Formerly 96B - Jasper Ridge Docent Training. First of two-quarter sequence training program to join the Jasper Ridge education/docent program. The scientific basis of ecological research in the context of a field station, hands-on field research, field ecology and the natural history of plants and animals, species interactions, archaeology, geology, hydrology, land management, multidisciplinary environmental education; and research projects, as well as management challenges of the preserve presented by faculty, local experts, and staff. Participants lead research-focused educational tours, assist with classes and research, and attend continuing education classes available to members of the JRBP community after the course.
Same as: BIO 105B

EARTHSYS 106. World Food Economy. 5 Units.

The economics of food production, consumption, and trade. The micro- and macro- determinants of food supply and demand, including the interrelationship among food, income, population, and public-sector decision making. Emphasis on the role of agriculture in poverty alleviation, economic development, and environmental outcomes. (graduate students enroll in 206).

◇ ◇ ◇ ◇ ◇ ◇ ◇

Written task A: Retype every line of the component position listing without altering anything.

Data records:
◇ ◇ ◇ ◇ ◇ ◇ ◇

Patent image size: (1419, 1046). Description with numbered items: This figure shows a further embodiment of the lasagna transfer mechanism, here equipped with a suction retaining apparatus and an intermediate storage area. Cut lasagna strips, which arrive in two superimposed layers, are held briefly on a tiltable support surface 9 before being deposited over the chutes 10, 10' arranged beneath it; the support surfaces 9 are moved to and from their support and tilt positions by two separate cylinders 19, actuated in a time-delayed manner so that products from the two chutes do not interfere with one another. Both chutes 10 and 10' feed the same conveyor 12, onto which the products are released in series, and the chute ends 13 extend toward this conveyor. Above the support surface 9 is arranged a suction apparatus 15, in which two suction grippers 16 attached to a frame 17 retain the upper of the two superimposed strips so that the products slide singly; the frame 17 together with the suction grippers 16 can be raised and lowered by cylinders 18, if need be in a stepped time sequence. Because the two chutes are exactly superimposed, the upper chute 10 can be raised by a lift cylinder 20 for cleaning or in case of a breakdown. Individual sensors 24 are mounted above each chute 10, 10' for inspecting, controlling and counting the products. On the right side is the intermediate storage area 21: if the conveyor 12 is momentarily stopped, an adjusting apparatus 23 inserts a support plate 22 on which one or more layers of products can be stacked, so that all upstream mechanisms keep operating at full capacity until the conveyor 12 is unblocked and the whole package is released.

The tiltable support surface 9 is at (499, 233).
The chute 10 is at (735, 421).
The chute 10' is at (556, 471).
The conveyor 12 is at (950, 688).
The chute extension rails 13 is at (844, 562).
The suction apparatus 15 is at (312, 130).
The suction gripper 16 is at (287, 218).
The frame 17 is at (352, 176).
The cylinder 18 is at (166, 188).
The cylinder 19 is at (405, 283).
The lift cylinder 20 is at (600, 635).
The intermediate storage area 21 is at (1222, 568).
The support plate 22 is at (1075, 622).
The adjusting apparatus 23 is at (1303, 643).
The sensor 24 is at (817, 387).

◇ ◇ ◇ ◇ ◇ ◇ ◇

Written task B: In the course descriptions, change "field station" to "research station" and give the passage from "Formerly 96B - Jasper" to "Economy. 5 Units." with that replacement made.

Output A:
Patent image size: (1419, 1046). Description with numbered items: This figure shows a further embodiment of the lasagna transfer mechanism, here equipped with a suction retaining apparatus and an intermediate storage area. Cut lasagna strips, which arrive in two superimposed layers, are held briefly on a tiltable support surface 9 before being deposited over the chutes 10, 10' arranged beneath it; the support surfaces 9 are moved to and from their support and tilt positions by two separate cylinders 19, actuated in a time-delayed manner so that products from the two chutes do not interfere with one another. Both chutes 10 and 10' feed the same conveyor 12, onto which the products are released in series, and the chute ends 13 extend toward this conveyor. Above the support surface 9 is arranged a suction apparatus 15, in which two suction grippers 16 attached to a frame 17 retain the upper of the two superimposed strips so that the products slide singly; the frame 17 together with the suction grippers 16 can be raised and lowered by cylinders 18, if need be in a stepped time sequence. Because the two chutes are exactly superimposed, the upper chute 10 can be raised by a lift cylinder 20 for cleaning or in case of a breakdown. Individual sensors 24 are mounted above each chute 10, 10' for inspecting, controlling and counting the products. On the right side is the intermediate storage area 21: if the conveyor 12 is momentarily stopped, an adjusting apparatus 23 inserts a support plate 22 on which one or more layers of products can be stacked, so that all upstream mechanisms keep operating at full capacity until the conveyor 12 is unblocked and the whole package is released.

The tiltable support surface 9 is at (499, 233).
The chute 10 is at (735, 421).
The chute 10' is at (556, 471).
The conveyor 12 is at (950, 688).
The chute extension rails 13 is at (844, 562).
The suction apparatus 15 is at (312, 130).
The suction gripper 16 is at (287, 218).
The frame 17 is at (352, 176).
The cylinder 18 is at (166, 188).
The cylinder 19 is at (405, 283).
The lift cylinder 20 is at (600, 635).
The intermediate storage area 21 is at (1222, 568).
The support plate 22 is at (1075, 622).
The adjusting apparatus 23 is at (1303, 643).
The sensor 24 is at (817, 387).

Output B:
Formerly 96B - Jasper Ridge Docent Training. First of two-quarter sequence training program to join the Jasper Ridge education/docent program. The scientific basis of ecological research in the context of a research station, hands-on field research, field ecology and the natural history of plants and animals, species interactions, archaeology, geology, hydrology, land management, multidisciplinary environmental education; and research projects, as well as management challenges of the preserve presented by faculty, local experts, and staff. Participants lead research-focused educational tours, assist with classes and research, and attend continuing education classes available to members of the JRBP community after the course.
Same as: BIO 105B

EARTHSYS 106. World Food Economy. 5 Units.